··· ENTRIES SUPPLIED ···
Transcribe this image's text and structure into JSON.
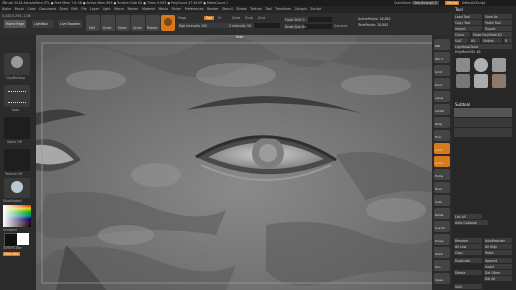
{
  "titlebar": {
    "title": "ZBrush 2018    AstraliaFace.ZTL    ● Free Mem 7.6 GB ● Active Mem 895 ● Scratch Disk 62 ● Timer 0.003 ● PolyCount 47.56 KP ● MeshCount 1",
    "quicksave": "QuickSave",
    "seethrough": "See-through 0",
    "menus": "Menus",
    "defaultscript": "DefaultZScript"
  },
  "menubar": {
    "items": [
      "Alpha",
      "Brush",
      "Color",
      "Document",
      "Draw",
      "Edit",
      "File",
      "Layer",
      "Light",
      "Macro",
      "Marker",
      "Material",
      "Movie",
      "Picker",
      "Preferences",
      "Render",
      "Stencil",
      "Stroke",
      "Texture",
      "Tool",
      "Transform",
      "Zplugin",
      "Zscript"
    ],
    "coords": "0.440,0.294,-1.08"
  },
  "left_shelf": {
    "home_page": "Home Page",
    "lightbox": "LightBox",
    "live_boolean": "Live Boolean",
    "brush_label": "ClayBuildup",
    "stroke_label": "Dots",
    "alpha_label": "Alpha Off",
    "texture_label": "Texture Off",
    "material_label": "SkinShade4",
    "gradient": "Gradient",
    "switch_color": "SwitchColor",
    "alternate": "Alternate"
  },
  "toolbar": {
    "edit": "Edit",
    "draw": "Draw",
    "move": "Move",
    "scale": "Scale",
    "rotate": "Rotate",
    "mrgb": "Mrgb",
    "rgb": "Rgb",
    "m": "M",
    "zadd": "Zadd",
    "zsub": "Zsub",
    "zcut": "Zcut",
    "rgb_intensity": "Rgb Intensity 100",
    "z_intensity": "Z Intensity 50",
    "focal_shift": "Focal Shift 0",
    "draw_size": "Draw Size 64",
    "dynamic": "Dynamic",
    "active_points": "ActivePoints: 28,882",
    "total_points": "TotalPoints: 28,882"
  },
  "viewport": {
    "top_label": "Hide"
  },
  "right_shelf": {
    "items": [
      "BPR",
      "SPix 3",
      "Scroll",
      "Zoom",
      "Actual",
      "AAHalf",
      "Persp",
      "Floor",
      "Local",
      "Gizmo",
      "Frame",
      "Move",
      "Scale",
      "Rotate",
      "Line Fill",
      "Transp",
      "Ghost",
      "Solo",
      "Xpose"
    ]
  },
  "tool_palette": {
    "title": "Tool",
    "load_tool": "Load Tool",
    "save_as": "Save As",
    "copy_tool": "Copy Tool",
    "paste_tool": "Paste Tool",
    "import": "Import",
    "export": "Export",
    "clone": "Clone",
    "make_polymesh": "Make PolyMesh3D",
    "goz": "GoZ",
    "all": "All",
    "visible": "Visible",
    "r": "R",
    "lightbox_tools": "Lightbox▸Tools",
    "current_tool": "PolyMesh3D: 48",
    "subtool": "Subtool",
    "list_all": "List All",
    "auto_collapse": "Auto Collapse",
    "rename": "Rename",
    "autoreorder": "AutoReorder",
    "all_low": "All Low",
    "all_high": "All High",
    "copy": "Copy",
    "paste": "Paste",
    "duplicate": "Duplicate",
    "append": "Append",
    "insert": "Insert",
    "delete": "Delete",
    "del_other": "Del Other",
    "del_all": "Del All",
    "split": "Split"
  },
  "colors": {
    "accent": "#d77a1e",
    "panel": "#2b2b2b",
    "viewport": "#777777"
  }
}
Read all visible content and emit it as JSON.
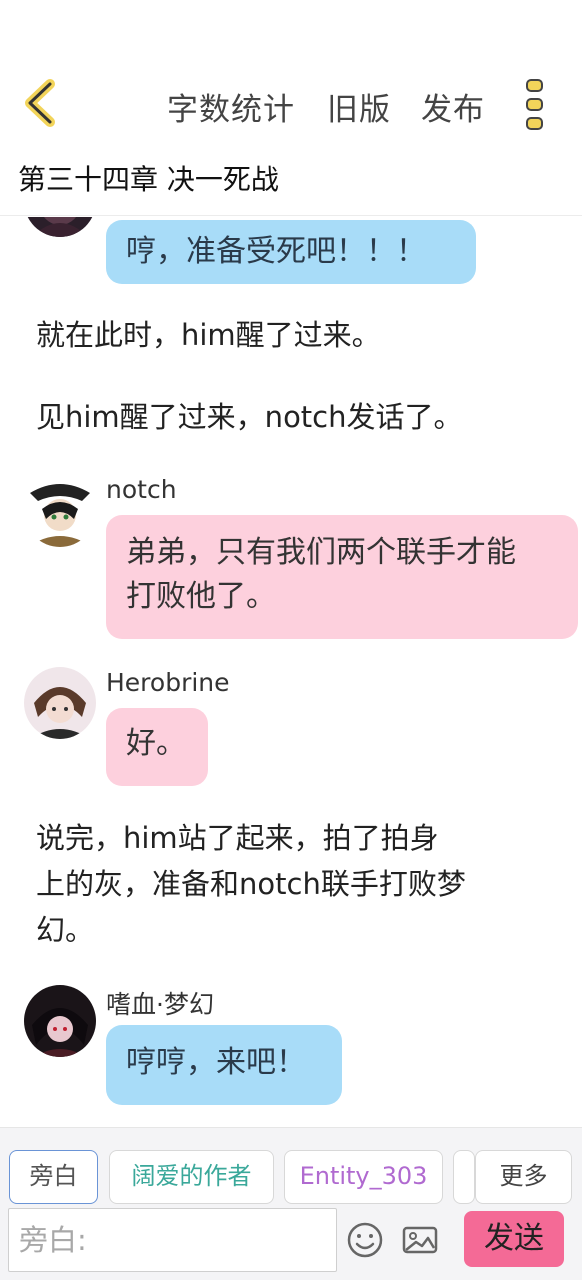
{
  "header": {
    "word_count_label": "字数统计",
    "old_version_label": "旧版",
    "publish_label": "发布",
    "chapter_title": "第三十四章 决一死战"
  },
  "messages": {
    "m1_text": "哼，准备受死吧！！！",
    "n1_text": "就在此时，him醒了过来。",
    "n2_text": "见him醒了过来，notch发话了。",
    "m2_name": "notch",
    "m2_line1": "弟弟，只有我们两个联手才能",
    "m2_line2": "打败他了。",
    "m3_name": "Herobrine",
    "m3_text": "好。",
    "n3_line1": "说完，him站了起来，拍了拍身",
    "n3_line2": "上的灰，准备和notch联手打败梦",
    "n3_line3": "幻。",
    "m4_name": "嗜血·梦幻",
    "m4_text": "哼哼，来吧！"
  },
  "composer": {
    "tabs": [
      "旁白",
      "阔爱的作者",
      "Entity_303",
      "更多"
    ],
    "input_placeholder": "旁白:",
    "send_label": "发送"
  },
  "colors": {
    "blue_bubble": "#a8dcf8",
    "pink_bubble": "#fdd0dd",
    "send_button": "#f46a96",
    "menu_accent": "#f2d45a"
  },
  "icons": [
    "back-arrow-icon",
    "more-vertical-icon",
    "emoji-icon",
    "image-icon"
  ]
}
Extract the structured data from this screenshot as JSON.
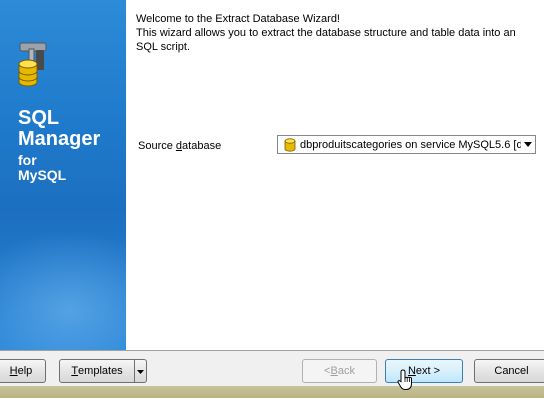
{
  "sidebar": {
    "brand_line1": "SQL",
    "brand_line2": "Manager",
    "brand_line3": "for",
    "brand_line4": "MySQL",
    "logo_icon": "database-tools-icon"
  },
  "wizard": {
    "intro_line1": "Welcome to the Extract Database Wizard!",
    "intro_line2": "This wizard allows you to extract the database structure and table data into an SQL script.",
    "source_label_pre": "Source ",
    "source_label_accel": "d",
    "source_label_post": "atabase",
    "source_value": "dbproduitscategories on service MySQL5.6 [d",
    "source_icon": "database-icon"
  },
  "footer": {
    "help_accel": "H",
    "help_rest": "elp",
    "templates_accel": "T",
    "templates_rest": "emplates",
    "back_pre": "< ",
    "back_accel": "B",
    "back_rest": "ack",
    "next_accel": "N",
    "next_rest": "ext >",
    "cancel_label": "Cancel"
  },
  "colors": {
    "sidebar": "#1f7acb",
    "focus_border": "#3c7fb1"
  }
}
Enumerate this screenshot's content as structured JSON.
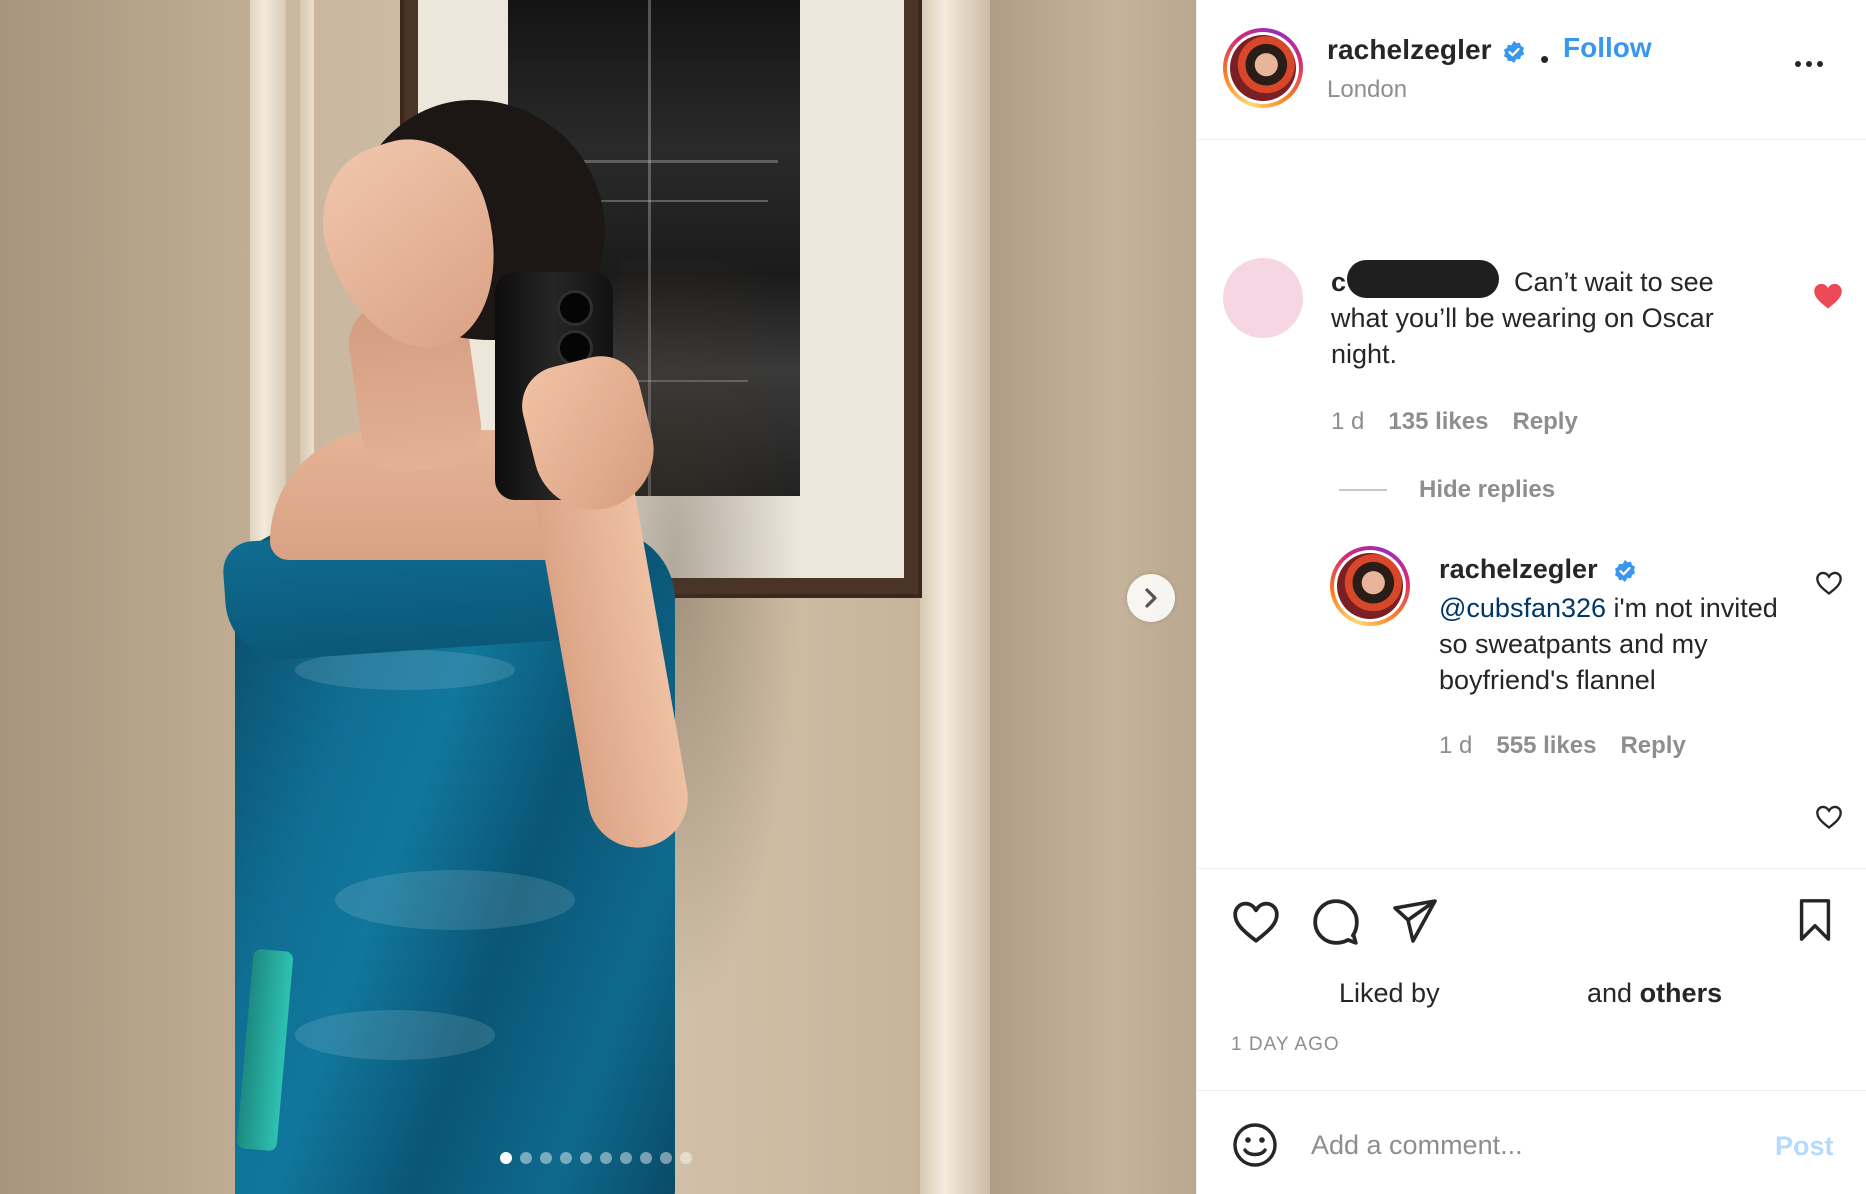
{
  "post": {
    "carousel": {
      "slide_count": 10,
      "active_index": 0,
      "next_icon": "chevron-right-icon"
    }
  },
  "header": {
    "username": "rachelzegler",
    "verified_icon": "verified-badge-icon",
    "separator": "•",
    "follow_label": "Follow",
    "location": "London",
    "more_icon": "more-horizontal-icon"
  },
  "comments": [
    {
      "user_initial": "c",
      "text": "Can’t wait to see what you’ll be wearing on Oscar night.",
      "time": "1 d",
      "likes": "135 likes",
      "reply_label": "Reply",
      "liked": true
    }
  ],
  "replies_toggle": {
    "label": "Hide replies"
  },
  "replies": [
    {
      "username": "rachelzegler",
      "mention": "@cubsfan326",
      "text": " i'm not invited so sweatpants and my boyfriend's flannel",
      "time": "1 d",
      "likes": "555 likes",
      "reply_label": "Reply",
      "liked": false
    }
  ],
  "actions": {
    "like_icon": "heart-icon",
    "comment_icon": "comment-icon",
    "share_icon": "send-icon",
    "save_icon": "bookmark-icon"
  },
  "likes_summary": {
    "liked_by": "Liked by",
    "and": "and",
    "others": "others"
  },
  "timestamp": "1 DAY AGO",
  "comment_box": {
    "emoji_icon": "emoji-icon",
    "placeholder": "Add a comment...",
    "post_label": "Post"
  },
  "colors": {
    "link_blue": "#3897f0",
    "post_disabled": "#b3dbff",
    "heart_red": "#ed4956",
    "secondary_text": "#8e8e8e",
    "mention": "#00376b"
  }
}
···
WHAT YOU NEED TO DO -
Write down the number of lines where the word "screenshot" appears, and nothing further.

EXERCISE RESULT -
2